- _Problem requirements_
Every line below should be repeated exactly.

- _Items_
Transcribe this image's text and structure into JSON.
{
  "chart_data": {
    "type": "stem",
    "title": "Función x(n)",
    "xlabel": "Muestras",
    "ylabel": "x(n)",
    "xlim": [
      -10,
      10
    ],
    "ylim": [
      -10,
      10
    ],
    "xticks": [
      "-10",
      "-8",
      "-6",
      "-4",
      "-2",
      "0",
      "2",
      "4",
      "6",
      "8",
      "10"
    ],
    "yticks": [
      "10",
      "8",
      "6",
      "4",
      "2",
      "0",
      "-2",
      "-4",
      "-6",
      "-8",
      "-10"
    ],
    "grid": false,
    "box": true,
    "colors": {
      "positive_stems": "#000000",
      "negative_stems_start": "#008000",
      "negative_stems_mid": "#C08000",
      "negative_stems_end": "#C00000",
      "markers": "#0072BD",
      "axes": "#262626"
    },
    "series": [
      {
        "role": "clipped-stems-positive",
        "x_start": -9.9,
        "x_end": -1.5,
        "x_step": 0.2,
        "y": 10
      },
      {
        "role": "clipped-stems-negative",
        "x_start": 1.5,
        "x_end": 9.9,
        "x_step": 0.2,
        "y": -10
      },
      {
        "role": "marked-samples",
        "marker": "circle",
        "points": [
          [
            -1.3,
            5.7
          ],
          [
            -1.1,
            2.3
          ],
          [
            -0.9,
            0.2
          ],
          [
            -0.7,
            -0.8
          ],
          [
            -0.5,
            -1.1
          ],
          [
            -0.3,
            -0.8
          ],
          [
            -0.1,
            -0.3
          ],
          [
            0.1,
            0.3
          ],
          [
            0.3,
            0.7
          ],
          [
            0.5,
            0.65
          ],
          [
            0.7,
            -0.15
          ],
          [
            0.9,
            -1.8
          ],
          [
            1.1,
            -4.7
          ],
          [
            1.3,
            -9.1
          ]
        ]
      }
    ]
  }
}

- _Complete output_
Transcribe this image's text and structure into JSON.
{
  "chart_data": {
    "type": "stem",
    "title": "Función x(n)",
    "xlabel": "Muestras",
    "ylabel": "x(n)",
    "xlim": [
      -10,
      10
    ],
    "ylim": [
      -10,
      10
    ],
    "xticks": [
      "-10",
      "-8",
      "-6",
      "-4",
      "-2",
      "0",
      "2",
      "4",
      "6",
      "8",
      "10"
    ],
    "yticks": [
      "10",
      "8",
      "6",
      "4",
      "2",
      "0",
      "-2",
      "-4",
      "-6",
      "-8",
      "-10"
    ],
    "grid": false,
    "box": true,
    "colors": {
      "positive_stems": "#000000",
      "negative_stems_start": "#008000",
      "negative_stems_mid": "#C08000",
      "negative_stems_end": "#C00000",
      "markers": "#0072BD",
      "axes": "#262626"
    },
    "series": [
      {
        "role": "clipped-stems-positive",
        "x_start": -9.9,
        "x_end": -1.5,
        "x_step": 0.2,
        "y": 10
      },
      {
        "role": "clipped-stems-negative",
        "x_start": 1.5,
        "x_end": 9.9,
        "x_step": 0.2,
        "y": -10
      },
      {
        "role": "marked-samples",
        "marker": "circle",
        "points": [
          [
            -1.3,
            5.7
          ],
          [
            -1.1,
            2.3
          ],
          [
            -0.9,
            0.2
          ],
          [
            -0.7,
            -0.8
          ],
          [
            -0.5,
            -1.1
          ],
          [
            -0.3,
            -0.8
          ],
          [
            -0.1,
            -0.3
          ],
          [
            0.1,
            0.3
          ],
          [
            0.3,
            0.7
          ],
          [
            0.5,
            0.65
          ],
          [
            0.7,
            -0.15
          ],
          [
            0.9,
            -1.8
          ],
          [
            1.1,
            -4.7
          ],
          [
            1.3,
            -9.1
          ]
        ]
      }
    ]
  }
}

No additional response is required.